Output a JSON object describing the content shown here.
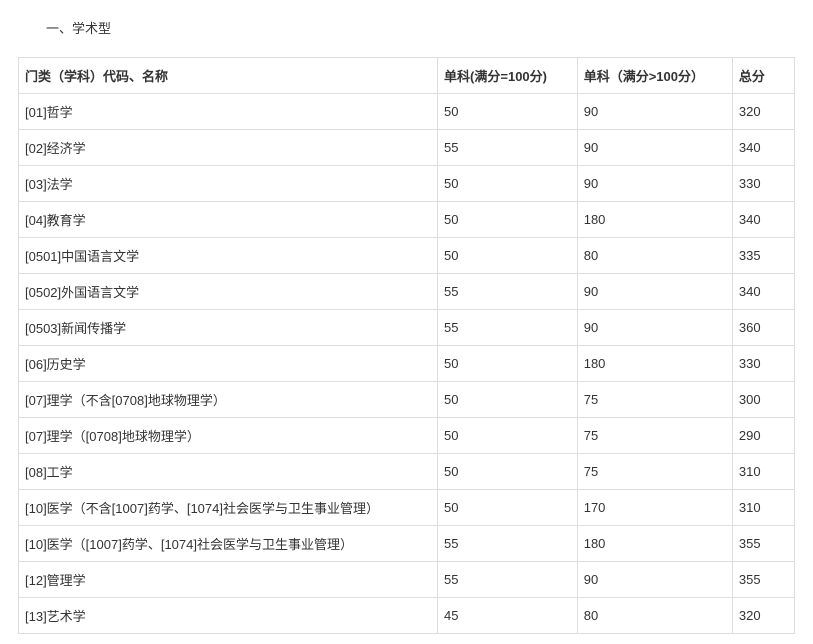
{
  "title": "一、学术型",
  "table": {
    "columns": [
      "门类（学科）代码、名称",
      "单科(满分=100分)",
      "单科（满分>100分）",
      "总分"
    ],
    "rows": [
      [
        "[01]哲学",
        "50",
        "90",
        "320"
      ],
      [
        "[02]经济学",
        "55",
        "90",
        "340"
      ],
      [
        "[03]法学",
        "50",
        "90",
        "330"
      ],
      [
        "[04]教育学",
        "50",
        "180",
        "340"
      ],
      [
        "[0501]中国语言文学",
        "50",
        "80",
        "335"
      ],
      [
        "[0502]外国语言文学",
        "55",
        "90",
        "340"
      ],
      [
        "[0503]新闻传播学",
        "55",
        "90",
        "360"
      ],
      [
        "[06]历史学",
        "50",
        "180",
        "330"
      ],
      [
        "[07]理学（不含[0708]地球物理学）",
        "50",
        "75",
        "300"
      ],
      [
        "[07]理学（[0708]地球物理学）",
        "50",
        "75",
        "290"
      ],
      [
        "[08]工学",
        "50",
        "75",
        "310"
      ],
      [
        "[10]医学（不含[1007]药学、[1074]社会医学与卫生事业管理）",
        "50",
        "170",
        "310"
      ],
      [
        "[10]医学（[1007]药学、[1074]社会医学与卫生事业管理）",
        "55",
        "180",
        "355"
      ],
      [
        "[12]管理学",
        "55",
        "90",
        "355"
      ],
      [
        "[13]艺术学",
        "45",
        "80",
        "320"
      ]
    ]
  }
}
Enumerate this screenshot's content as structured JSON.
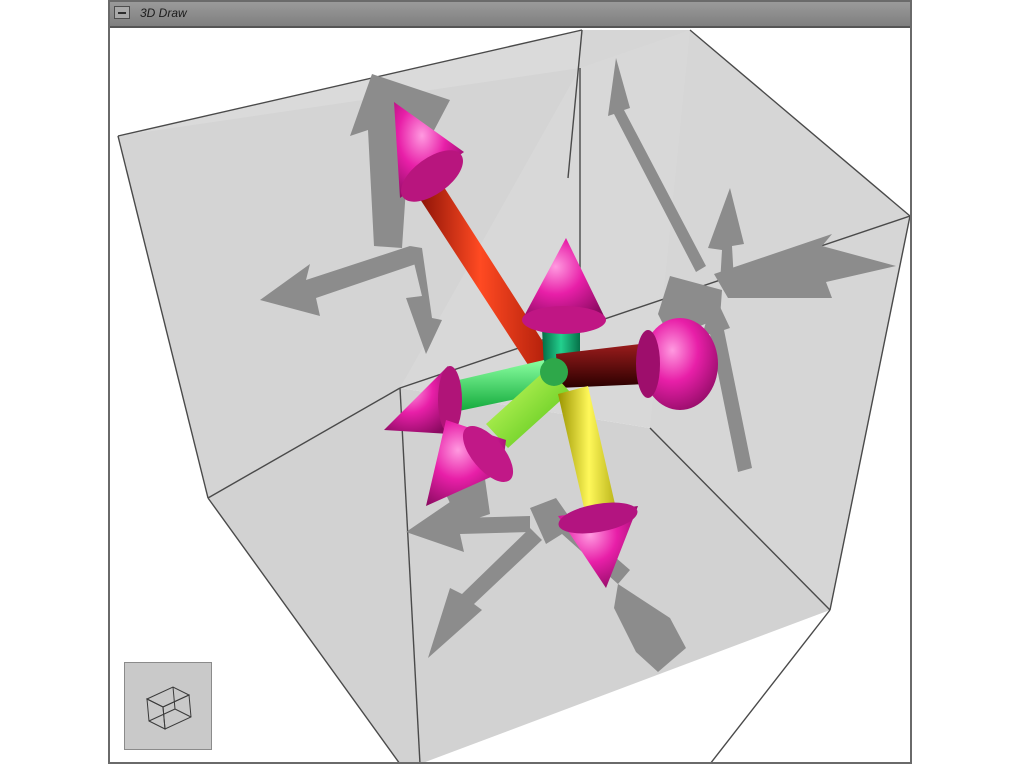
{
  "window": {
    "title": "3D Draw"
  },
  "icons": {
    "window_menu": "window-menu-icon",
    "orientation_cube": "orientation-cube-icon"
  },
  "colors": {
    "face": "#d7d7d7",
    "edge": "#4a4a4a",
    "shadow": "#8c8c8c",
    "red_shaft": "#e52a12",
    "green_shaft": "#31e24c",
    "lime_shaft": "#8ff02a",
    "yellow_shaft": "#e8e21a",
    "teal_shaft": "#0e9a6a",
    "maroon_shaft": "#6a0a0a",
    "cone": "#e01fa0"
  }
}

....

BRIEF: Find each line that has the word "社会医学与卫生事业管理", then copy it out.

ANSWER TO THE PROBLEM:
        "[10]医学（不含[1007]药学、[1074]社会医学与卫生事业管理）",
        "[10]医学（[1007]药学、[1074]社会医学与卫生事业管理）",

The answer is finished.